Stored data:
== == ==
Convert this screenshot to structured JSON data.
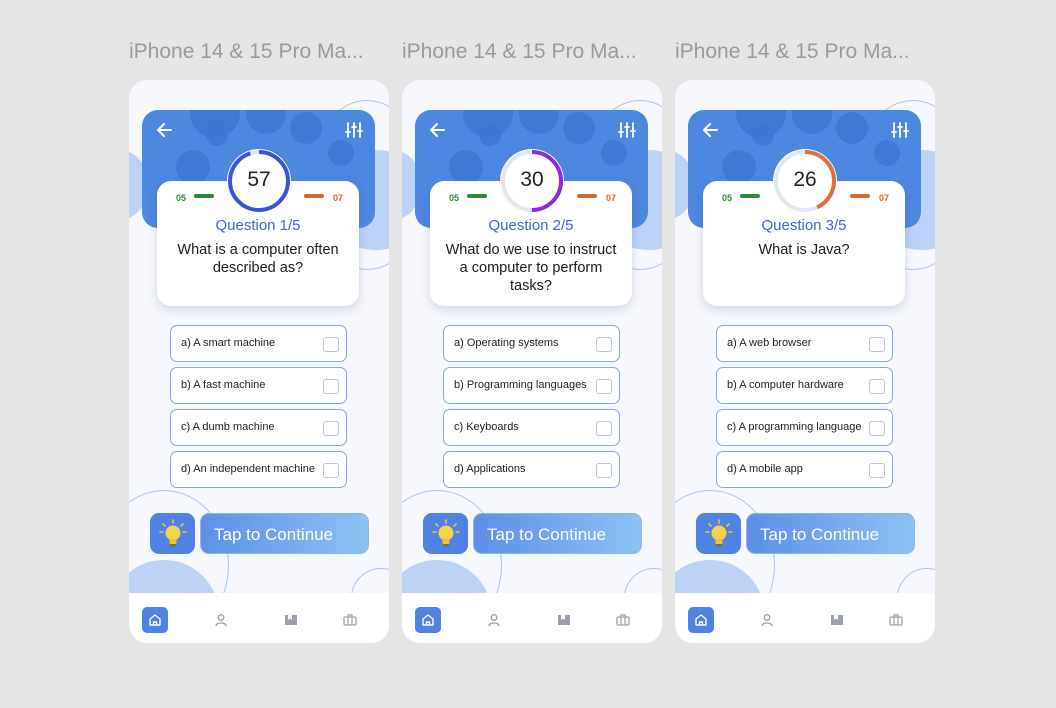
{
  "frames": [
    {
      "title": "iPhone 14 & 15 Pro Ma...",
      "timer": "57",
      "timer_color": "#3a52d8",
      "timer_fraction": 0.95,
      "score_left": "05",
      "score_right": "07",
      "question_number": "Question 1/5",
      "question_text": "What is a computer often described as?",
      "options": [
        "a) A smart machine",
        "b) A fast machine",
        "c) A dumb machine",
        "d) An independent machine"
      ],
      "continue_label": "Tap to Continue"
    },
    {
      "title": "iPhone 14 & 15 Pro Ma...",
      "timer": "30",
      "timer_color": "#8a2be2",
      "timer_fraction": 0.5,
      "score_left": "05",
      "score_right": "07",
      "question_number": "Question 2/5",
      "question_text": "What do we use to instruct a computer to perform tasks?",
      "options": [
        "a) Operating systems",
        "b) Programming languages",
        "c) Keyboards",
        "d) Applications"
      ],
      "continue_label": "Tap to Continue"
    },
    {
      "title": "iPhone 14 & 15 Pro Ma...",
      "timer": "26",
      "timer_color": "#e0703a",
      "timer_fraction": 0.43,
      "score_left": "05",
      "score_right": "07",
      "question_number": "Question 3/5",
      "question_text": "What is Java?",
      "options": [
        "a) A web browser",
        "b) A computer hardware",
        "c) A programming language",
        "d) A mobile app"
      ],
      "continue_label": "Tap to Continue"
    }
  ],
  "icons": {
    "back": "arrow-left-icon",
    "settings": "sliders-icon",
    "hint": "lightbulb-icon",
    "nav": [
      "home-icon",
      "user-icon",
      "book-icon",
      "briefcase-icon"
    ]
  },
  "colors": {
    "header": "#4e87e0",
    "accent": "#3f63d6",
    "score_left": "#2e8a3a",
    "score_right": "#d66a2e",
    "option_border": "#7ea6ec"
  }
}
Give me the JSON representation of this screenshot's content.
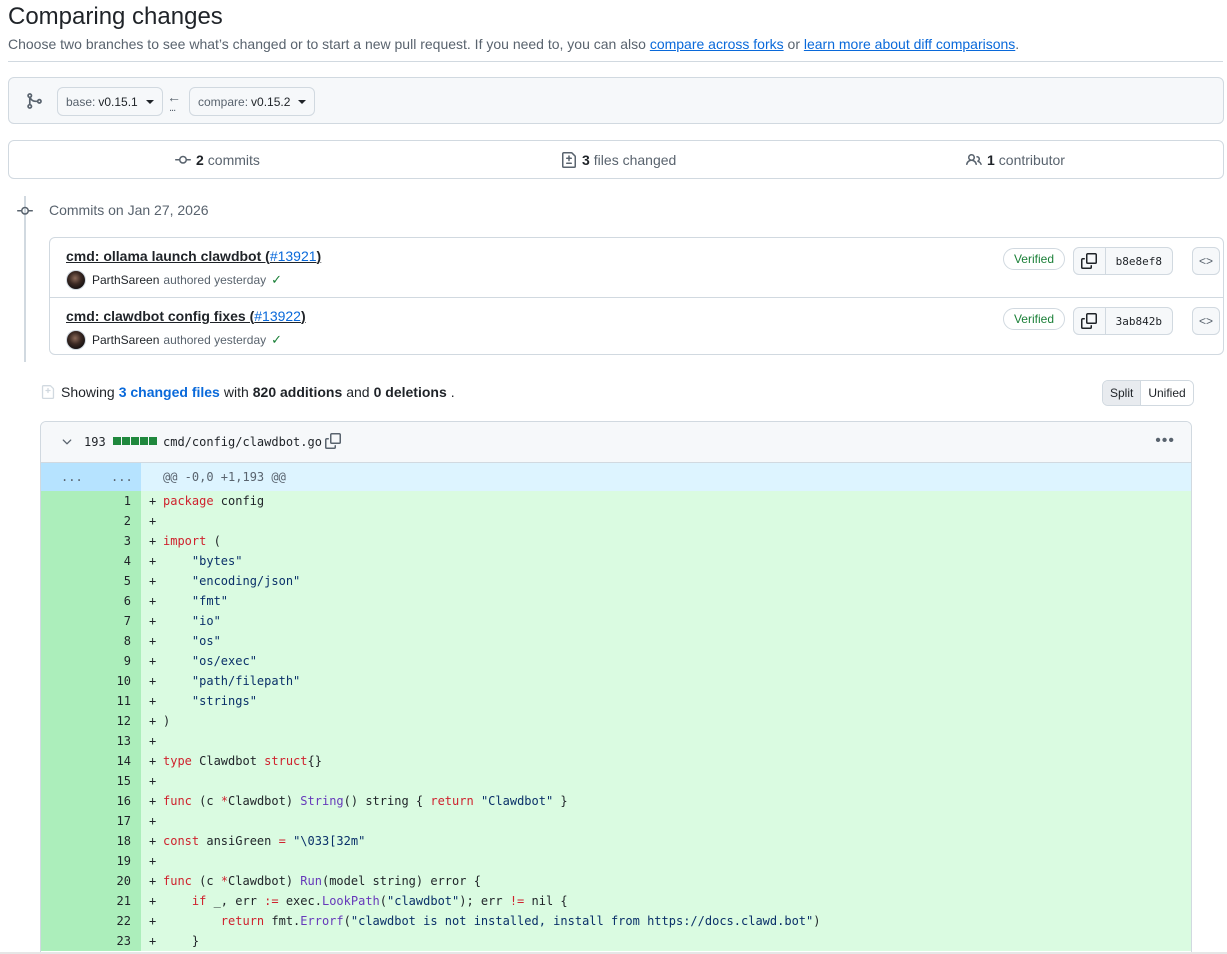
{
  "header": {
    "title": "Comparing changes",
    "subtitle_prefix": "Choose two branches to see what’s changed or to start a new pull request. If you need to, you can also ",
    "link_forks": "compare across forks",
    "subtitle_mid": " or ",
    "link_learn": "learn more about diff comparisons",
    "subtitle_suffix": "."
  },
  "range": {
    "base_label": "base:",
    "base_value": "v0.15.1",
    "compare_label": "compare:",
    "compare_value": "v0.15.2",
    "arrow": "←",
    "dots": "..."
  },
  "stats": {
    "commits_count": "2",
    "commits_label": "commits",
    "files_count": "3",
    "files_label": "files changed",
    "contributors_count": "1",
    "contributors_label": "contributor"
  },
  "commits": {
    "date_heading": "Commits on Jan 27, 2026",
    "items": [
      {
        "title": "cmd: ollama launch clawdbot (",
        "pr": "#13921",
        "title_end": ")",
        "author": "ParthSareen",
        "meta": "authored yesterday",
        "verified": "Verified",
        "sha": "b8e8ef8"
      },
      {
        "title": "cmd: clawdbot config fixes (",
        "pr": "#13922",
        "title_end": ")",
        "author": "ParthSareen",
        "meta": "authored yesterday",
        "verified": "Verified",
        "sha": "3ab842b"
      }
    ]
  },
  "summary": {
    "showing": "Showing",
    "changed_files": "3 changed files",
    "with": "with",
    "additions": "820 additions",
    "and": "and",
    "deletions": "0 deletions",
    "period": ".",
    "split_label": "Split",
    "unified_label": "Unified"
  },
  "file": {
    "count": "193",
    "path": "cmd/config/clawdbot.go",
    "hunk_left": "...",
    "hunk_right": "...",
    "hunk_header": "@@ -0,0 +1,193 @@"
  },
  "colors": {
    "accent": "#0969da",
    "added_bg": "#dafbe1",
    "added_gutter": "#aceebb",
    "hunk_bg": "#ddf4ff",
    "verified_green": "#1a7f37"
  },
  "code_lines": [
    {
      "n": "1",
      "html": "<span class=\"kw\">package</span> config"
    },
    {
      "n": "2",
      "html": ""
    },
    {
      "n": "3",
      "html": "<span class=\"kw\">import</span> ("
    },
    {
      "n": "4",
      "html": "    <span class=\"str\">\"bytes\"</span>"
    },
    {
      "n": "5",
      "html": "    <span class=\"str\">\"encoding/json\"</span>"
    },
    {
      "n": "6",
      "html": "    <span class=\"str\">\"fmt\"</span>"
    },
    {
      "n": "7",
      "html": "    <span class=\"str\">\"io\"</span>"
    },
    {
      "n": "8",
      "html": "    <span class=\"str\">\"os\"</span>"
    },
    {
      "n": "9",
      "html": "    <span class=\"str\">\"os/exec\"</span>"
    },
    {
      "n": "10",
      "html": "    <span class=\"str\">\"path/filepath\"</span>"
    },
    {
      "n": "11",
      "html": "    <span class=\"str\">\"strings\"</span>"
    },
    {
      "n": "12",
      "html": ")"
    },
    {
      "n": "13",
      "html": ""
    },
    {
      "n": "14",
      "html": "<span class=\"kw\">type</span> Clawdbot <span class=\"kw\">struct</span>{}"
    },
    {
      "n": "15",
      "html": ""
    },
    {
      "n": "16",
      "html": "<span class=\"kw\">func</span> (c <span class=\"kw\">*</span>Clawdbot) <span class=\"fn\">String</span>() string { <span class=\"kw\">return</span> <span class=\"str\">\"Clawdbot\"</span> }"
    },
    {
      "n": "17",
      "html": ""
    },
    {
      "n": "18",
      "html": "<span class=\"kw\">const</span> ansiGreen <span class=\"kw\">=</span> <span class=\"str\">\"\\033[32m\"</span>"
    },
    {
      "n": "19",
      "html": ""
    },
    {
      "n": "20",
      "html": "<span class=\"kw\">func</span> (c <span class=\"kw\">*</span>Clawdbot) <span class=\"fn\">Run</span>(model string) error {"
    },
    {
      "n": "21",
      "html": "    <span class=\"kw\">if</span> _, err <span class=\"kw\">:=</span> exec.<span class=\"fn\">LookPath</span>(<span class=\"str\">\"clawdbot\"</span>); err <span class=\"kw\">!=</span> nil {"
    },
    {
      "n": "22",
      "html": "        <span class=\"kw\">return</span> fmt.<span class=\"fn\">Errorf</span>(<span class=\"str\">\"clawdbot is not installed, install from https://docs.clawd.bot\"</span>)"
    },
    {
      "n": "23",
      "html": "    }"
    }
  ]
}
== == ==
Each line that has the word "config" should be copied.

**EXERCISE SOLUTION:**
        "title": "cmd: clawdbot config fixes (",
    "path": "cmd/config/clawdbot.go",
      "html": "<span class=\"kw\">package</span> config"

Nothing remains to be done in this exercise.